* [Exercise] Give the number of lines holding the string "Trani" and nothing more.

START Records for the exercise

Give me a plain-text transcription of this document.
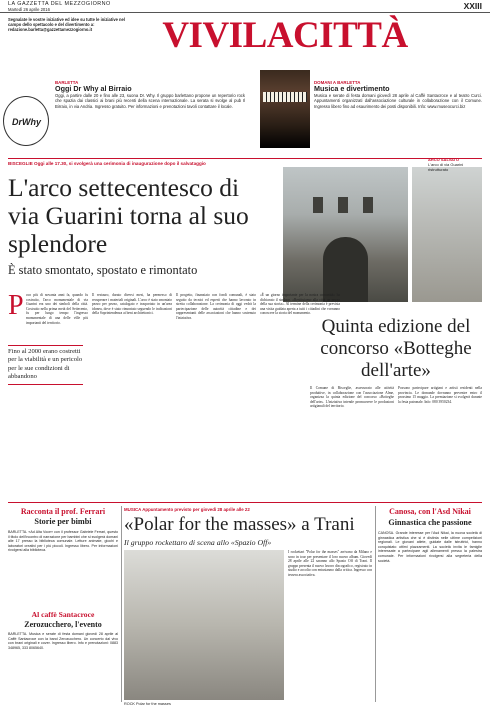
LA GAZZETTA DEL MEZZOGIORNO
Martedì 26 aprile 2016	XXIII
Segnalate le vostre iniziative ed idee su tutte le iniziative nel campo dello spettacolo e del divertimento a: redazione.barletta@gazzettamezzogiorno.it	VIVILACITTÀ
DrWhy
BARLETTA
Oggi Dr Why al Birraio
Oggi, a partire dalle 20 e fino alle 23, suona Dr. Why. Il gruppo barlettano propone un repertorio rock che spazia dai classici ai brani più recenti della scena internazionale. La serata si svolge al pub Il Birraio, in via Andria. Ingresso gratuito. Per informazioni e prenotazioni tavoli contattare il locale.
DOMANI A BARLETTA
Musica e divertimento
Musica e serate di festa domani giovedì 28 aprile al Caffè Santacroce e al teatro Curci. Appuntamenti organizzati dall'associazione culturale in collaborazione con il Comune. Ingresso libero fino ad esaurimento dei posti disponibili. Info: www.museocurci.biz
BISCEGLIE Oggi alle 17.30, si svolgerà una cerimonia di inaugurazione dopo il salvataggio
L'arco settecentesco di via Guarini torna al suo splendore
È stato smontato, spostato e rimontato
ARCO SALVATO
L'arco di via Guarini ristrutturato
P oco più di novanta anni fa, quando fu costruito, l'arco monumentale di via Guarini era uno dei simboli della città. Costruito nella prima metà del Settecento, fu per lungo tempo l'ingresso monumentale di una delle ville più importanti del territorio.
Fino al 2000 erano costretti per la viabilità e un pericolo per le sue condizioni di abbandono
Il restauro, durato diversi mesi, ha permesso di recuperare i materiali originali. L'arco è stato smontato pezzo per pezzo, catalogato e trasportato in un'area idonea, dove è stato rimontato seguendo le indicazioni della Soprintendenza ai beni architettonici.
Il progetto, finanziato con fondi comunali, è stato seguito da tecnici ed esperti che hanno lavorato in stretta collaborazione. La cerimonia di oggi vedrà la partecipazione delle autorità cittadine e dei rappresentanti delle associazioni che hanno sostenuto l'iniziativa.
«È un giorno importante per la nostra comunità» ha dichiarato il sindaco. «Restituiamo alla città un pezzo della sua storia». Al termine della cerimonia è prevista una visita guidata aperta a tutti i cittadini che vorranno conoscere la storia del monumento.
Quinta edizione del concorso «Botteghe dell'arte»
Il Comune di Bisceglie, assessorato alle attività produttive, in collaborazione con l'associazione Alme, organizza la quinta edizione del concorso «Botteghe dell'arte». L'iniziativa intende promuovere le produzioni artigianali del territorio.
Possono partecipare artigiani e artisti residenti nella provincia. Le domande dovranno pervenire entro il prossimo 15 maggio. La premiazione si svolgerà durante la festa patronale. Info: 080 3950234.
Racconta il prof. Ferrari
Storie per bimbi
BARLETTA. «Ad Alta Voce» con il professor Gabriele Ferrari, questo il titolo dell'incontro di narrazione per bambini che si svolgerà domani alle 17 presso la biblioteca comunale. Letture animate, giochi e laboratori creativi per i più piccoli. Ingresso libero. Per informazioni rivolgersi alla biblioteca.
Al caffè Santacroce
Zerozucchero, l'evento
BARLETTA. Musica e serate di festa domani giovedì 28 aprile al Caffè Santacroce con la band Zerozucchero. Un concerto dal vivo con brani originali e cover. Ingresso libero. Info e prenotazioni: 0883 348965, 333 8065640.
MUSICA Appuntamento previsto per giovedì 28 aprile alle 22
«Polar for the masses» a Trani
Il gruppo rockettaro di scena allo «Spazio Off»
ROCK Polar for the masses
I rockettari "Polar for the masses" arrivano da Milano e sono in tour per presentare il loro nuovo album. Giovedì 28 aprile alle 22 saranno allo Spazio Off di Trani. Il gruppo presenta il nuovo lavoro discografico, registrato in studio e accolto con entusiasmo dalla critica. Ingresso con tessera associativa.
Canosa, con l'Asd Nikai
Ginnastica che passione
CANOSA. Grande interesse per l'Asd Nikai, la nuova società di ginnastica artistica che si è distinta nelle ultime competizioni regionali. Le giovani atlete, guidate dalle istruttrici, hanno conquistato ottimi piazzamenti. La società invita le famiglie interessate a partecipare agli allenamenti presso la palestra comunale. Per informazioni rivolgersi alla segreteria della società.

END Records for the exercise

* [Solution to the exercise] 2